_WHAT THE EXERCISE ASKS_
All records are to be retyped faithfully and completely.

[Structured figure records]
# # # # # # #

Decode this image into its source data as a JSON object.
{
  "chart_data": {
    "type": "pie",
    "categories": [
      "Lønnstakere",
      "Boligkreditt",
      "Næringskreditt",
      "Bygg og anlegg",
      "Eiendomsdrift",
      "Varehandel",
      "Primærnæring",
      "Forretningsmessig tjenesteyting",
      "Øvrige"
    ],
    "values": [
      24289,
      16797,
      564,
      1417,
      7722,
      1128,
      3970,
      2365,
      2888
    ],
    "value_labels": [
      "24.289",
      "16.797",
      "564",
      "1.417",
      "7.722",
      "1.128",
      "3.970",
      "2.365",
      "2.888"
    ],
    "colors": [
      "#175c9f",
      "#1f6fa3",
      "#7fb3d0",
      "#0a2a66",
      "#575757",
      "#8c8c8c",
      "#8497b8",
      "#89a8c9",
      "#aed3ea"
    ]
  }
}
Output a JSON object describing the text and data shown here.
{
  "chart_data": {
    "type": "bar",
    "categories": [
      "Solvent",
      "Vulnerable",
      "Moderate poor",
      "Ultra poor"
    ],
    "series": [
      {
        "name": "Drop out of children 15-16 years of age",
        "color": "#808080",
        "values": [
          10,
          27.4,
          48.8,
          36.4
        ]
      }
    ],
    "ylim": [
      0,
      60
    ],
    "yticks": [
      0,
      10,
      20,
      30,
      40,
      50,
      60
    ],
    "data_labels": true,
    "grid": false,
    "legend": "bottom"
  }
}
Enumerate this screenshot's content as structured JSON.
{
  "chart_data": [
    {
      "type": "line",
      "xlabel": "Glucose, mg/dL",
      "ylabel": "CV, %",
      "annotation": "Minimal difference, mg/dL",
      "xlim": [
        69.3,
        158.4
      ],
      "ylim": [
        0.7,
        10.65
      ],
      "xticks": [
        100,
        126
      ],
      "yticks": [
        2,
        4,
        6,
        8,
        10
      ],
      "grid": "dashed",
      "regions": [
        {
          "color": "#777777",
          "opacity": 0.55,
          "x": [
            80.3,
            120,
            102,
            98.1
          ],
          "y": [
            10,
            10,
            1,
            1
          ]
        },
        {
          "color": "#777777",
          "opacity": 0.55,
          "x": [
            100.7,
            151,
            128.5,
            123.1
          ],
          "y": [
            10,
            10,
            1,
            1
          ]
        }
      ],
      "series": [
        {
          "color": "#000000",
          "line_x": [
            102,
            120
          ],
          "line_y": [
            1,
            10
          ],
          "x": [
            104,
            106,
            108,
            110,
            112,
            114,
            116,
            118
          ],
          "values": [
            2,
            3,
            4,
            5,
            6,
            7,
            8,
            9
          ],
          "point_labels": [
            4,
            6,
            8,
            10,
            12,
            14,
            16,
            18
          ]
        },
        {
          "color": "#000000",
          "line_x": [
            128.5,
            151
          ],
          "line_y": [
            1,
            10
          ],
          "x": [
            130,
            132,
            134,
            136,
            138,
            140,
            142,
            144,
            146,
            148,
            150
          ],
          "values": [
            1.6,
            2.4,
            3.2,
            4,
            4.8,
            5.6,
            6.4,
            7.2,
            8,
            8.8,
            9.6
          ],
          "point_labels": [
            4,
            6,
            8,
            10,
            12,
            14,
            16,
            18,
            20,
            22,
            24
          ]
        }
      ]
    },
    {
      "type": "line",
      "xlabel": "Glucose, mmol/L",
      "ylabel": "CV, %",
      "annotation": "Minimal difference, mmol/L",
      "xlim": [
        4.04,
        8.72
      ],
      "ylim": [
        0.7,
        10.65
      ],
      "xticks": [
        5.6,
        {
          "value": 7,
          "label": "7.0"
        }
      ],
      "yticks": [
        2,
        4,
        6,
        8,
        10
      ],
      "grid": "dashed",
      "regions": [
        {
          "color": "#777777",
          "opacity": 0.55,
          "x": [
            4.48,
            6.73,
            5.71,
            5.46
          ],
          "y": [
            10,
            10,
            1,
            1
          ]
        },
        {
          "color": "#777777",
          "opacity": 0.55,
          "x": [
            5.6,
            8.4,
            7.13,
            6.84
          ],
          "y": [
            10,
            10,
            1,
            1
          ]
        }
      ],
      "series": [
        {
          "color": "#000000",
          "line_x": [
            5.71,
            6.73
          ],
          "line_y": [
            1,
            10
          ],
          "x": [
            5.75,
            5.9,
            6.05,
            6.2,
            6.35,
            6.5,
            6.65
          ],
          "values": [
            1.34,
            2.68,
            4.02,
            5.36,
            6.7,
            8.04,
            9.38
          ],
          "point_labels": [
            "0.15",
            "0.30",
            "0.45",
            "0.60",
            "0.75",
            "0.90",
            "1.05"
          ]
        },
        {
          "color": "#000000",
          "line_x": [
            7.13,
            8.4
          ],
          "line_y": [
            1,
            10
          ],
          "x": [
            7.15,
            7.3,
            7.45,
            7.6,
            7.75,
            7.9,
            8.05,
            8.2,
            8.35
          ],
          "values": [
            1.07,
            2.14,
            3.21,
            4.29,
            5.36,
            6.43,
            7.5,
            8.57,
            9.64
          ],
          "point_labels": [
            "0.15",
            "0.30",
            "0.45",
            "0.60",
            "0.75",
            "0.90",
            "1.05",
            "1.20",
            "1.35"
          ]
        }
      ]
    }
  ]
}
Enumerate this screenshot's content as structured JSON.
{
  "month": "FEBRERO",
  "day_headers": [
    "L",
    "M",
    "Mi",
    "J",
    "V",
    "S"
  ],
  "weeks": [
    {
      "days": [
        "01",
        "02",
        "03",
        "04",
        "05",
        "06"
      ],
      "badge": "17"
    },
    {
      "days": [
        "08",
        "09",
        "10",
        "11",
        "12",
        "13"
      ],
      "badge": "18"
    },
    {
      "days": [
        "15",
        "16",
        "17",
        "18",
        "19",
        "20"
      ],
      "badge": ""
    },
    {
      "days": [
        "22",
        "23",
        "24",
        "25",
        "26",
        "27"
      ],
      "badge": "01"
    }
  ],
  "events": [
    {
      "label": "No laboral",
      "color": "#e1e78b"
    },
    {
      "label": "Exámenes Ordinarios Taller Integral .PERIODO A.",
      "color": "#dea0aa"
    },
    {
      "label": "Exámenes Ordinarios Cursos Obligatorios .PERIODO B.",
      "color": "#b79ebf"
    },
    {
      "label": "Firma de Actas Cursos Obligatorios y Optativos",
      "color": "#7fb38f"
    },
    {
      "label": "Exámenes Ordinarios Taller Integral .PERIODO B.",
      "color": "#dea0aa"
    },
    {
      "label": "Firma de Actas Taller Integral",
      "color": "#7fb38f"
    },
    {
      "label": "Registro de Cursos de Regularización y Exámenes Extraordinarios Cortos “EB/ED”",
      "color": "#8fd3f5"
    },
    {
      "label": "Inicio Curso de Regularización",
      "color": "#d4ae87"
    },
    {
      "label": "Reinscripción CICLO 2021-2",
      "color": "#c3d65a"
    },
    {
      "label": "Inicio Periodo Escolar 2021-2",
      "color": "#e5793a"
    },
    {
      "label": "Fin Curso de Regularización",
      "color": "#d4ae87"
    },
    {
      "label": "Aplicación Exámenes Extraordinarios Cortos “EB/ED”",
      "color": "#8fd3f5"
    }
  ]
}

# # # # # # #

_EXERCISE ANSWER_
Decode this image into its source data as a JSON object.
{
  "chart_data": {
    "type": "pie",
    "categories": [
      "Lønnstakere",
      "Boligkreditt",
      "Næringskreditt",
      "Bygg og anlegg",
      "Eiendomsdrift",
      "Varehandel",
      "Primærnæring",
      "Forretningsmessig tjenesteyting",
      "Øvrige"
    ],
    "values": [
      24289,
      16797,
      564,
      1417,
      7722,
      1128,
      3970,
      2365,
      2888
    ],
    "value_labels": [
      "24.289",
      "16.797",
      "564",
      "1.417",
      "7.722",
      "1.128",
      "3.970",
      "2.365",
      "2.888"
    ],
    "colors": [
      "#175c9f",
      "#1f6fa3",
      "#7fb3d0",
      "#0a2a66",
      "#575757",
      "#8c8c8c",
      "#8497b8",
      "#89a8c9",
      "#aed3ea"
    ]
  }
}
Output a JSON object describing the text and data shown here.
{
  "chart_data": {
    "type": "bar",
    "categories": [
      "Solvent",
      "Vulnerable",
      "Moderate poor",
      "Ultra poor"
    ],
    "series": [
      {
        "name": "Drop out of children 15-16 years of age",
        "color": "#808080",
        "values": [
          10,
          27.4,
          48.8,
          36.4
        ]
      }
    ],
    "ylim": [
      0,
      60
    ],
    "yticks": [
      0,
      10,
      20,
      30,
      40,
      50,
      60
    ],
    "data_labels": true,
    "grid": false,
    "legend": "bottom"
  }
}
Enumerate this screenshot's content as structured JSON.
{
  "chart_data": [
    {
      "type": "line",
      "xlabel": "Glucose, mg/dL",
      "ylabel": "CV, %",
      "annotation": "Minimal difference, mg/dL",
      "xlim": [
        69.3,
        158.4
      ],
      "ylim": [
        0.7,
        10.65
      ],
      "xticks": [
        100,
        126
      ],
      "yticks": [
        2,
        4,
        6,
        8,
        10
      ],
      "grid": "dashed",
      "regions": [
        {
          "color": "#777777",
          "opacity": 0.55,
          "x": [
            80.3,
            120,
            102,
            98.1
          ],
          "y": [
            10,
            10,
            1,
            1
          ]
        },
        {
          "color": "#777777",
          "opacity": 0.55,
          "x": [
            100.7,
            151,
            128.5,
            123.1
          ],
          "y": [
            10,
            10,
            1,
            1
          ]
        }
      ],
      "series": [
        {
          "color": "#000000",
          "line_x": [
            102,
            120
          ],
          "line_y": [
            1,
            10
          ],
          "x": [
            104,
            106,
            108,
            110,
            112,
            114,
            116,
            118
          ],
          "values": [
            2,
            3,
            4,
            5,
            6,
            7,
            8,
            9
          ],
          "point_labels": [
            4,
            6,
            8,
            10,
            12,
            14,
            16,
            18
          ]
        },
        {
          "color": "#000000",
          "line_x": [
            128.5,
            151
          ],
          "line_y": [
            1,
            10
          ],
          "x": [
            130,
            132,
            134,
            136,
            138,
            140,
            142,
            144,
            146,
            148,
            150
          ],
          "values": [
            1.6,
            2.4,
            3.2,
            4,
            4.8,
            5.6,
            6.4,
            7.2,
            8,
            8.8,
            9.6
          ],
          "point_labels": [
            4,
            6,
            8,
            10,
            12,
            14,
            16,
            18,
            20,
            22,
            24
          ]
        }
      ]
    },
    {
      "type": "line",
      "xlabel": "Glucose, mmol/L",
      "ylabel": "CV, %",
      "annotation": "Minimal difference, mmol/L",
      "xlim": [
        4.04,
        8.72
      ],
      "ylim": [
        0.7,
        10.65
      ],
      "xticks": [
        5.6,
        {
          "value": 7,
          "label": "7.0"
        }
      ],
      "yticks": [
        2,
        4,
        6,
        8,
        10
      ],
      "grid": "dashed",
      "regions": [
        {
          "color": "#777777",
          "opacity": 0.55,
          "x": [
            4.48,
            6.73,
            5.71,
            5.46
          ],
          "y": [
            10,
            10,
            1,
            1
          ]
        },
        {
          "color": "#777777",
          "opacity": 0.55,
          "x": [
            5.6,
            8.4,
            7.13,
            6.84
          ],
          "y": [
            10,
            10,
            1,
            1
          ]
        }
      ],
      "series": [
        {
          "color": "#000000",
          "line_x": [
            5.71,
            6.73
          ],
          "line_y": [
            1,
            10
          ],
          "x": [
            5.75,
            5.9,
            6.05,
            6.2,
            6.35,
            6.5,
            6.65
          ],
          "values": [
            1.34,
            2.68,
            4.02,
            5.36,
            6.7,
            8.04,
            9.38
          ],
          "point_labels": [
            "0.15",
            "0.30",
            "0.45",
            "0.60",
            "0.75",
            "0.90",
            "1.05"
          ]
        },
        {
          "color": "#000000",
          "line_x": [
            7.13,
            8.4
          ],
          "line_y": [
            1,
            10
          ],
          "x": [
            7.15,
            7.3,
            7.45,
            7.6,
            7.75,
            7.9,
            8.05,
            8.2,
            8.35
          ],
          "values": [
            1.07,
            2.14,
            3.21,
            4.29,
            5.36,
            6.43,
            7.5,
            8.57,
            9.64
          ],
          "point_labels": [
            "0.15",
            "0.30",
            "0.45",
            "0.60",
            "0.75",
            "0.90",
            "1.05",
            "1.20",
            "1.35"
          ]
        }
      ]
    }
  ]
}
Enumerate this screenshot's content as structured JSON.
{
  "month": "FEBRERO",
  "day_headers": [
    "L",
    "M",
    "Mi",
    "J",
    "V",
    "S"
  ],
  "weeks": [
    {
      "days": [
        "01",
        "02",
        "03",
        "04",
        "05",
        "06"
      ],
      "badge": "17"
    },
    {
      "days": [
        "08",
        "09",
        "10",
        "11",
        "12",
        "13"
      ],
      "badge": "18"
    },
    {
      "days": [
        "15",
        "16",
        "17",
        "18",
        "19",
        "20"
      ],
      "badge": ""
    },
    {
      "days": [
        "22",
        "23",
        "24",
        "25",
        "26",
        "27"
      ],
      "badge": "01"
    }
  ],
  "events": [
    {
      "label": "No laboral",
      "color": "#e1e78b"
    },
    {
      "label": "Exámenes Ordinarios Taller Integral .PERIODO A.",
      "color": "#dea0aa"
    },
    {
      "label": "Exámenes Ordinarios Cursos Obligatorios .PERIODO B.",
      "color": "#b79ebf"
    },
    {
      "label": "Firma de Actas Cursos Obligatorios y Optativos",
      "color": "#7fb38f"
    },
    {
      "label": "Exámenes Ordinarios Taller Integral .PERIODO B.",
      "color": "#dea0aa"
    },
    {
      "label": "Firma de Actas Taller Integral",
      "color": "#7fb38f"
    },
    {
      "label": "Registro de Cursos de Regularización y Exámenes Extraordinarios Cortos “EB/ED”",
      "color": "#8fd3f5"
    },
    {
      "label": "Inicio Curso de Regularización",
      "color": "#d4ae87"
    },
    {
      "label": "Reinscripción CICLO 2021-2",
      "color": "#c3d65a"
    },
    {
      "label": "Inicio Periodo Escolar 2021-2",
      "color": "#e5793a"
    },
    {
      "label": "Fin Curso de Regularización",
      "color": "#d4ae87"
    },
    {
      "label": "Aplicación Exámenes Extraordinarios Cortos “EB/ED”",
      "color": "#8fd3f5"
    }
  ]
}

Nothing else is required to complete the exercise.